* [Set of tasks]:
(1) In the essay on why gender matters, before what year might race not factor into some historical considerations?
(2) Name every group of people that the essay on why gender matters mentions.
(3) Continue the essay on why gender matters from the point where it ends.

Start Text extract

Why does gender matter?

It seems that me that there are two reasons why gender matters: one general and one more specific. The general idea is that, because half of humanity is female and because the male half of the species has traditionally wielded significant power over the other half, a fairer and truer accounting of the past in history requires an approach that takes gender into account. This point, to me, seems self-evident in the same way that white supremacy has traditionally eclipsed the narratives of non-white peoples and, therefore, a fairer and truer accounting of the past requires a consideration of the experiences of these previously subaltern personalities. The primary difference is that, unlike race, which might not factor into some historical considerations, particularly before 1492, gender is nearly always a consideration.

End Text extract
Start Dataset section

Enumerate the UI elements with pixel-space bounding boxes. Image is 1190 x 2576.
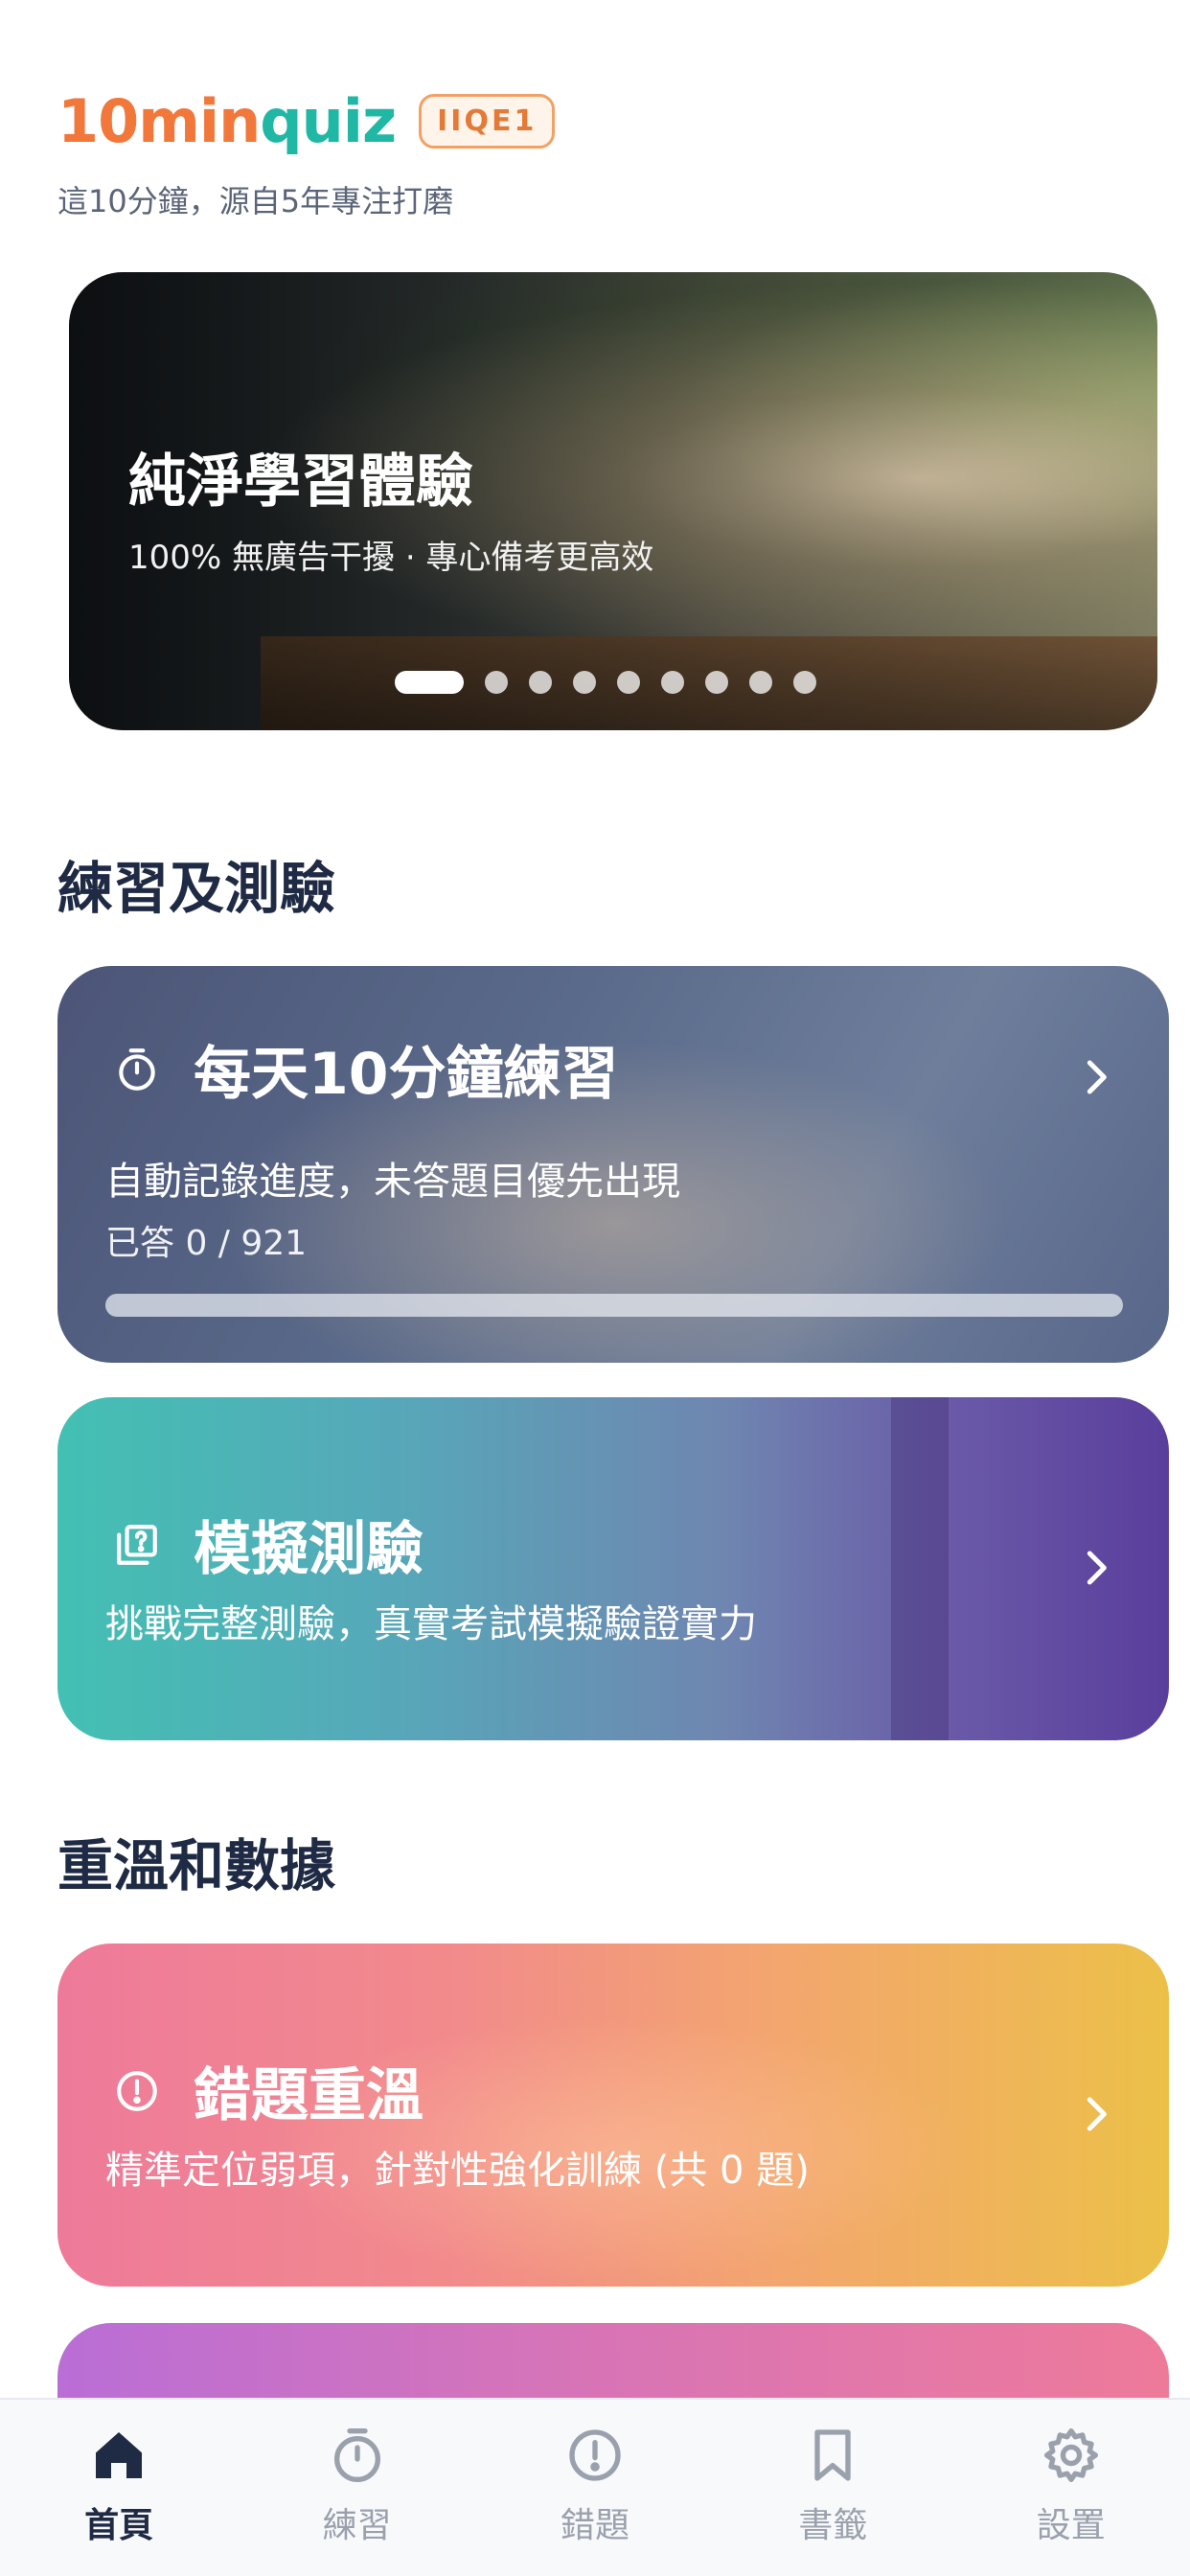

End Dataset section

* [Results]:
(1) 1492

(2)
- The female half of humanity
- The male half of the species
- Non-white peoples (the "previously subaltern personalities")

(3)
More specifically (but related), since the advent of critical theory and the application of postmodernist principles to historical inquiry, gender, along with race and class, has become a central consideration of historical inquiry. As such, it cannot be ignored if one is to engage fully with the available scholarship on any topic. That said, each person’s mileage will vary regarding how much s/he chooses to engage gender historiographically. For instance, in her essay, Joan Scott details how feminist historians have taken three approaches to gender: an “entirely feminist” analysis of patriarchy; a Marxist approach; and a psychoanalytic approach.[1] Depending on how one understands historical processes, one or more of these approaches might be appropriate.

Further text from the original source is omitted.